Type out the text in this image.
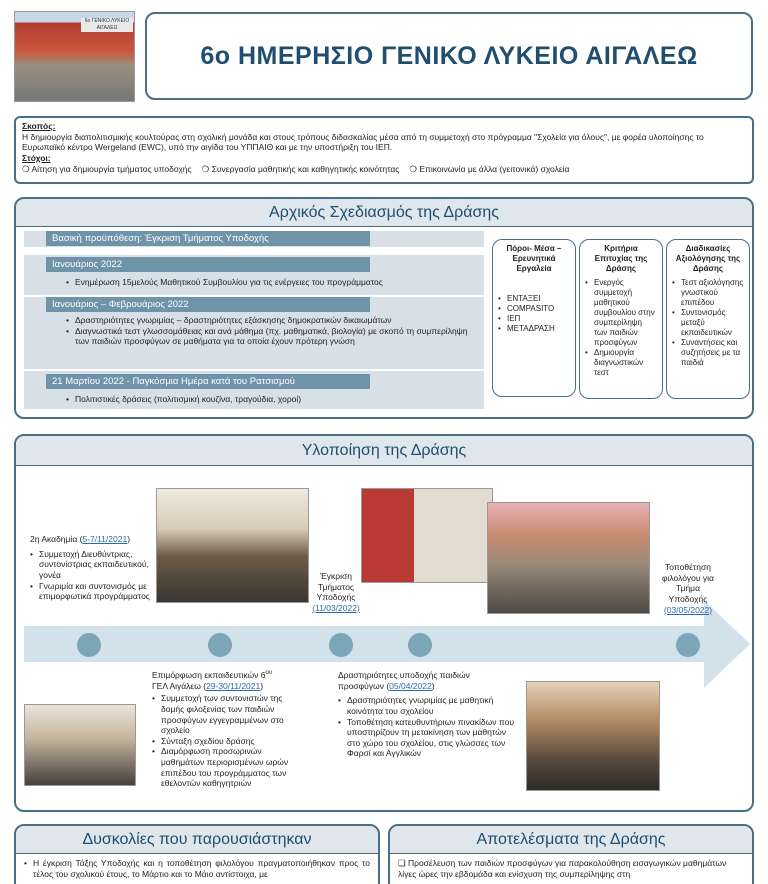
6ο ΓΕΝΙΚΟ ΛΥΚΕΙΟ ΑΙΓΑΛΕΩ
6ο ΗΜΕΡΗΣΙΟ ΓΕΝΙΚΟ ΛΥΚΕΙΟ ΑΙΓΑΛΕΩ
Σκοπός:
Η δημιουργία διαπολιτισμικής κουλτούρας στη σχολική μονάδα και στους τρόπους διδασκαλίας μέσα από τη συμμετοχή στο πρόγραμμα "Σχολεία για όλους", με φορέα υλοποίησης το Ευρωπαϊκό κέντρο Wergeland (EWC), υπό την αιγίδα του ΥΠΠΑΙΘ και με την υποστήριξη του ΙΕΠ.
Στόχοι:
❍ Αίτηση για δημιουργία τμήματος υποδοχής ❍ Συνεργασία μαθητικής και καθηγητικής κοινότητας ❍ Επικοινωνία με άλλα (γειτονικά) σχολεία
Αρχικός Σχεδιασμός της Δράσης
Βασική προϋπόθεση: Έγκριση Τμήματος Υποδοχής
Ιανουάριος 2022
• Ενημέρωση 15μελούς Μαθητικού Συμβουλίου για τις ενέργειες του προγράμματος
Ιανουάριος – Φεβρουάριος 2022
• Δραστηριότητες γνωριμίας – δραστηριότητες εξάσκησης δημοκρατικών δικαιωμάτων
• Διαγνωστικά τεστ γλωσσομάθειας και ανά μάθημα (πχ. μαθηματικά, βιολογία) με σκοπό τη συμπερίληψη των παιδιών προσφύγων σε μαθήματα για τα οποία έχουν πρότερη γνώση
21 Μαρτίου 2022 - Παγκόσμια Ημέρα κατά του Ρατσισμού
• Πολιτιστικές δράσεις (πολιτισμική κουζίνα, τραγούδια, χοροί)
Πόροι- Μέσα – Ερευνητικά Εργαλεία
• ΕΝΤΑΞΕΙ
• COMPASITO
• ΙΕΠ
• ΜΕΤΑΔΡΑΣΗ
Κριτήρια Επιτυχίας της Δράσης
• Ενεργός συμμετοχή μαθητικού συμβουλίου στην συμπερίληψη των παιδιών προσφύγων
• Δημιουργία διαγνωστικών τεστ
Διαδικασίες Αξιολόγησης της Δράσης
• Τεστ αξιολόγησης γνωστικού επιπέδου
• Συντονισμός μεταξύ εκπαιδευτικών
• Συναντήσεις και συζητήσεις με τα παιδιά
Υλοποίηση της Δράσης
2η Ακαδημία (5-7/11/2021)
• Συμμετοχή Διευθύντριας, συντονίστριας εκπαιδευτικού, γονέα
• Γνωριμία και συντονισμός με επιμορφωτικά προγράμματος
Έγκριση
Τμήματος
Υποδοχής
(11/03/2022)
Τοποθέτηση
φιλολόγου για
Τμήμα
Υποδοχής
(03/05/2022)
Επιμόρφωση εκπαιδευτικών $6^{o\upsilon}$
ΓΕΛ Αιγάλεω (29-30/11/2021)
• Συμμετοχή των συντονιστών της δομής φιλοξενίας των παιδιών προσφύγων εγγεγραμμένων στο σχολείο
• Σύνταξη σχεδίου δράσης
• Διαμόρφωση προσωρινών μαθημάτων περιορισμένων ωρών επιπέδου του προγράμματος των εθελοντών καθηγητριών
Δραστηριότητες υποδοχής παιδιών προσφύγων (05/04/2022)
• Δραστηριότητες γνωριμίας με μαθητική κοινότητα του σχολείου
• Τοποθέτηση κατευθυντήριων πινακίδων που υποστηρίζουν τη μετακίνηση των μαθητών στο χώρο του σχολείου, στις γλώσσες των Φαρσί και Αγγλικών
Δυσκολίες που παρουσιάστηκαν
• Η έγκριση Τάξης Υποδοχής και η τοποθέτηση φιλολόγου πραγματοποιήθηκαν προς το τέλος του σχολικού έτους, το Μάρτιο και το Μάιο αντίστοιχα, με
Αποτελέσματα της Δράσης
❑ Προσέλευση των παιδιών προσφύγων για παρακολούθηση εισαγωγικών μαθημάτων λίγες ώρες την εβδομάδα και ενίσχυση της συμπερίληψης στη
--- --- ---
| WORK TO DO |
Identify each line of the material where the word "εκπαιδευτικών" shows up, and copy it.

| RESPONSE BELOW |
• Συντονισμός μεταξύ εκπαιδευτικών
Επιμόρφωση εκπαιδευτικών $6^{o\upsilon}$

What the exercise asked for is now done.